■ **Dataset records**:
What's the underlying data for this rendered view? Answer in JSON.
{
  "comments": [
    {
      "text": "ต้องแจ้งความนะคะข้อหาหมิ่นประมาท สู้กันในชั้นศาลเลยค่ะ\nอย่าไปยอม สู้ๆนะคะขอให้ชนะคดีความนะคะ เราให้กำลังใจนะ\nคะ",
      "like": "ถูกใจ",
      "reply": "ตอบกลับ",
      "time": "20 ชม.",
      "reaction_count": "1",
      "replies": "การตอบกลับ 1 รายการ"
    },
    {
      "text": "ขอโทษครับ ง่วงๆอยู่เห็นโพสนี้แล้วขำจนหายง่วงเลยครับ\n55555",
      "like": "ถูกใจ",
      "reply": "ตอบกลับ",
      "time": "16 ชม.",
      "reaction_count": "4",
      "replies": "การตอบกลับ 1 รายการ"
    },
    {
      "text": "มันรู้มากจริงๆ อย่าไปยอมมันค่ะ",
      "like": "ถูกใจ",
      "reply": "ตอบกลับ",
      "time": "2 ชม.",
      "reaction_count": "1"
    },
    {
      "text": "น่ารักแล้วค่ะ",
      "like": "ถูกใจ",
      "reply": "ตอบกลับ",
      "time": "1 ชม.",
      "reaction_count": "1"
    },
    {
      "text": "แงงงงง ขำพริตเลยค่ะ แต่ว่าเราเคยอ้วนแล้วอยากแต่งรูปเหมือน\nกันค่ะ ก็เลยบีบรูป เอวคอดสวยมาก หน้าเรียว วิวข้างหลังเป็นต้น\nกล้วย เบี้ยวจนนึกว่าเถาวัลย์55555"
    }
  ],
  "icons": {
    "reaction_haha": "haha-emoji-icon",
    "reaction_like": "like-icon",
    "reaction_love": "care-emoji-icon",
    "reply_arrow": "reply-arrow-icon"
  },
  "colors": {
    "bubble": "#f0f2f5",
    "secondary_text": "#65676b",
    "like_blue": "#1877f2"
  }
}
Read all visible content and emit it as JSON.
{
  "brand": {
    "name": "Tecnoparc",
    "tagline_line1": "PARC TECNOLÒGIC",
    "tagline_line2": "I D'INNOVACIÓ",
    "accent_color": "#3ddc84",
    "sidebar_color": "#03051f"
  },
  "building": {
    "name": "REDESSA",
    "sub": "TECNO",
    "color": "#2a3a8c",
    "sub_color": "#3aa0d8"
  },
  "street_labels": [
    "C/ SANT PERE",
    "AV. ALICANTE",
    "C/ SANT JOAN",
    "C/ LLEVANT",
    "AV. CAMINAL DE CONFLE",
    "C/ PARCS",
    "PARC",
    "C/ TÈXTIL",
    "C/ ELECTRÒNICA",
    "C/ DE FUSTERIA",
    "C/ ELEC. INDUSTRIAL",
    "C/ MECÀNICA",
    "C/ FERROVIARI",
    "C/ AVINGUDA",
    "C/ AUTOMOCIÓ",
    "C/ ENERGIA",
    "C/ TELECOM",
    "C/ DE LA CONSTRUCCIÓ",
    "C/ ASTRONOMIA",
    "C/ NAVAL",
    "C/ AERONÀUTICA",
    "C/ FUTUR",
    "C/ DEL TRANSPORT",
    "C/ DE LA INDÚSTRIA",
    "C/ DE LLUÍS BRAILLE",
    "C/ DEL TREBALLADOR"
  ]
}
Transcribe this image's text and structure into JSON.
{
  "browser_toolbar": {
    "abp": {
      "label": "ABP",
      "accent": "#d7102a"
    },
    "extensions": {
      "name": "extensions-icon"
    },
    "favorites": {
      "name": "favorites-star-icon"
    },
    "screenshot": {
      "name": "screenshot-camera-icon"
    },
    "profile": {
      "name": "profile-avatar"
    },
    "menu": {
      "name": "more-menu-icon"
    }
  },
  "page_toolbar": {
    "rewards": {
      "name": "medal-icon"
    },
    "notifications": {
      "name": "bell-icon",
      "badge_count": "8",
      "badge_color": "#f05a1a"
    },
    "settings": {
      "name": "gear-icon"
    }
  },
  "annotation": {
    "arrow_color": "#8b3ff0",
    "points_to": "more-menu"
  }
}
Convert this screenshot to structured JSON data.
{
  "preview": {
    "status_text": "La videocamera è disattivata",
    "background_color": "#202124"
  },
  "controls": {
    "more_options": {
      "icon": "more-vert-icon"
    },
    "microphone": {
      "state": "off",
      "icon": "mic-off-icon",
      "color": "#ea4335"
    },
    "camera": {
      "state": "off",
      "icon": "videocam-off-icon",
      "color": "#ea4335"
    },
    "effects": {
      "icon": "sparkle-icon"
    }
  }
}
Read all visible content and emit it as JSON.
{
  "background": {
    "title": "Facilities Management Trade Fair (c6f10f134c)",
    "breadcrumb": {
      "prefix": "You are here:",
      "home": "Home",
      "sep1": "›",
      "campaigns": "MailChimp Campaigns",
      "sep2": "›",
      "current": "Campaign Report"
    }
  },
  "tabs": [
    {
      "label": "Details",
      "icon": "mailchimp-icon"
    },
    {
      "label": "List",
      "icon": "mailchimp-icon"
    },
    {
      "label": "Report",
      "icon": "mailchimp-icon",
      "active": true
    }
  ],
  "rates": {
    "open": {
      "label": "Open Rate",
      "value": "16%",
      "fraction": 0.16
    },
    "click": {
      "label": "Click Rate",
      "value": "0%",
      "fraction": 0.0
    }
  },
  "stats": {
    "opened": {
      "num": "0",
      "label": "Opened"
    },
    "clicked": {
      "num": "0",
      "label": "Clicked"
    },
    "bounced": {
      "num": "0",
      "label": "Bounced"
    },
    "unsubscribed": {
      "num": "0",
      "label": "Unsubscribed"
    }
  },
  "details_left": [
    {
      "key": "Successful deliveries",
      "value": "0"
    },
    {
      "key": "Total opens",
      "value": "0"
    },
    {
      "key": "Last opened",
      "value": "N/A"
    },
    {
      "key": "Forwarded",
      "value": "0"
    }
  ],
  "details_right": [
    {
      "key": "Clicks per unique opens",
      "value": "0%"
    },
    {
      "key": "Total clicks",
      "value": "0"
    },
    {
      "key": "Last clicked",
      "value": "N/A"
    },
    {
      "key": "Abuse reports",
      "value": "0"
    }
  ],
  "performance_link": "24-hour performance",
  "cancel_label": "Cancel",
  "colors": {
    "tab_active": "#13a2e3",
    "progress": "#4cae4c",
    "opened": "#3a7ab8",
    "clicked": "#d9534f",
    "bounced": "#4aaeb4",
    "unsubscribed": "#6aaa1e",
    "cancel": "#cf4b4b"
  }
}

■ **Written instruction**: Every line above should be retyped exactly as given.

■ **Written solution**:
What's the underlying data for this rendered view? Answer in JSON.
{
  "comments": [
    {
      "text": "ต้องแจ้งความนะคะข้อหาหมิ่นประมาท สู้กันในชั้นศาลเลยค่ะ\nอย่าไปยอม สู้ๆนะคะขอให้ชนะคดีความนะคะ เราให้กำลังใจนะ\nคะ",
      "like": "ถูกใจ",
      "reply": "ตอบกลับ",
      "time": "20 ชม.",
      "reaction_count": "1",
      "replies": "การตอบกลับ 1 รายการ"
    },
    {
      "text": "ขอโทษครับ ง่วงๆอยู่เห็นโพสนี้แล้วขำจนหายง่วงเลยครับ\n55555",
      "like": "ถูกใจ",
      "reply": "ตอบกลับ",
      "time": "16 ชม.",
      "reaction_count": "4",
      "replies": "การตอบกลับ 1 รายการ"
    },
    {
      "text": "มันรู้มากจริงๆ อย่าไปยอมมันค่ะ",
      "like": "ถูกใจ",
      "reply": "ตอบกลับ",
      "time": "2 ชม.",
      "reaction_count": "1"
    },
    {
      "text": "น่ารักแล้วค่ะ",
      "like": "ถูกใจ",
      "reply": "ตอบกลับ",
      "time": "1 ชม.",
      "reaction_count": "1"
    },
    {
      "text": "แงงงงง ขำพริตเลยค่ะ แต่ว่าเราเคยอ้วนแล้วอยากแต่งรูปเหมือน\nกันค่ะ ก็เลยบีบรูป เอวคอดสวยมาก หน้าเรียว วิวข้างหลังเป็นต้น\nกล้วย เบี้ยวจนนึกว่าเถาวัลย์55555"
    }
  ],
  "icons": {
    "reaction_haha": "haha-emoji-icon",
    "reaction_like": "like-icon",
    "reaction_love": "care-emoji-icon",
    "reply_arrow": "reply-arrow-icon"
  },
  "colors": {
    "bubble": "#f0f2f5",
    "secondary_text": "#65676b",
    "like_blue": "#1877f2"
  }
}
Read all visible content and emit it as JSON.
{
  "brand": {
    "name": "Tecnoparc",
    "tagline_line1": "PARC TECNOLÒGIC",
    "tagline_line2": "I D'INNOVACIÓ",
    "accent_color": "#3ddc84",
    "sidebar_color": "#03051f"
  },
  "building": {
    "name": "REDESSA",
    "sub": "TECNO",
    "color": "#2a3a8c",
    "sub_color": "#3aa0d8"
  },
  "street_labels": [
    "C/ SANT PERE",
    "AV. ALICANTE",
    "C/ SANT JOAN",
    "C/ LLEVANT",
    "AV. CAMINAL DE CONFLE",
    "C/ PARCS",
    "PARC",
    "C/ TÈXTIL",
    "C/ ELECTRÒNICA",
    "C/ DE FUSTERIA",
    "C/ ELEC. INDUSTRIAL",
    "C/ MECÀNICA",
    "C/ FERROVIARI",
    "C/ AVINGUDA",
    "C/ AUTOMOCIÓ",
    "C/ ENERGIA",
    "C/ TELECOM",
    "C/ DE LA CONSTRUCCIÓ",
    "C/ ASTRONOMIA",
    "C/ NAVAL",
    "C/ AERONÀUTICA",
    "C/ FUTUR",
    "C/ DEL TRANSPORT",
    "C/ DE LA INDÚSTRIA",
    "C/ DE LLUÍS BRAILLE",
    "C/ DEL TREBALLADOR"
  ]
}
Transcribe this image's text and structure into JSON.
{
  "browser_toolbar": {
    "abp": {
      "label": "ABP",
      "accent": "#d7102a"
    },
    "extensions": {
      "name": "extensions-icon"
    },
    "favorites": {
      "name": "favorites-star-icon"
    },
    "screenshot": {
      "name": "screenshot-camera-icon"
    },
    "profile": {
      "name": "profile-avatar"
    },
    "menu": {
      "name": "more-menu-icon"
    }
  },
  "page_toolbar": {
    "rewards": {
      "name": "medal-icon"
    },
    "notifications": {
      "name": "bell-icon",
      "badge_count": "8",
      "badge_color": "#f05a1a"
    },
    "settings": {
      "name": "gear-icon"
    }
  },
  "annotation": {
    "arrow_color": "#8b3ff0",
    "points_to": "more-menu"
  }
}
Convert this screenshot to structured JSON data.
{
  "preview": {
    "status_text": "La videocamera è disattivata",
    "background_color": "#202124"
  },
  "controls": {
    "more_options": {
      "icon": "more-vert-icon"
    },
    "microphone": {
      "state": "off",
      "icon": "mic-off-icon",
      "color": "#ea4335"
    },
    "camera": {
      "state": "off",
      "icon": "videocam-off-icon",
      "color": "#ea4335"
    },
    "effects": {
      "icon": "sparkle-icon"
    }
  }
}
Read all visible content and emit it as JSON.
{
  "background": {
    "title": "Facilities Management Trade Fair (c6f10f134c)",
    "breadcrumb": {
      "prefix": "You are here:",
      "home": "Home",
      "sep1": "›",
      "campaigns": "MailChimp Campaigns",
      "sep2": "›",
      "current": "Campaign Report"
    }
  },
  "tabs": [
    {
      "label": "Details",
      "icon": "mailchimp-icon"
    },
    {
      "label": "List",
      "icon": "mailchimp-icon"
    },
    {
      "label": "Report",
      "icon": "mailchimp-icon",
      "active": true
    }
  ],
  "rates": {
    "open": {
      "label": "Open Rate",
      "value": "16%",
      "fraction": 0.16
    },
    "click": {
      "label": "Click Rate",
      "value": "0%",
      "fraction": 0.0
    }
  },
  "stats": {
    "opened": {
      "num": "0",
      "label": "Opened"
    },
    "clicked": {
      "num": "0",
      "label": "Clicked"
    },
    "bounced": {
      "num": "0",
      "label": "Bounced"
    },
    "unsubscribed": {
      "num": "0",
      "label": "Unsubscribed"
    }
  },
  "details_left": [
    {
      "key": "Successful deliveries",
      "value": "0"
    },
    {
      "key": "Total opens",
      "value": "0"
    },
    {
      "key": "Last opened",
      "value": "N/A"
    },
    {
      "key": "Forwarded",
      "value": "0"
    }
  ],
  "details_right": [
    {
      "key": "Clicks per unique opens",
      "value": "0%"
    },
    {
      "key": "Total clicks",
      "value": "0"
    },
    {
      "key": "Last clicked",
      "value": "N/A"
    },
    {
      "key": "Abuse reports",
      "value": "0"
    }
  ],
  "performance_link": "24-hour performance",
  "cancel_label": "Cancel",
  "colors": {
    "tab_active": "#13a2e3",
    "progress": "#4cae4c",
    "opened": "#3a7ab8",
    "clicked": "#d9534f",
    "bounced": "#4aaeb4",
    "unsubscribed": "#6aaa1e",
    "cancel": "#cf4b4b"
  }
}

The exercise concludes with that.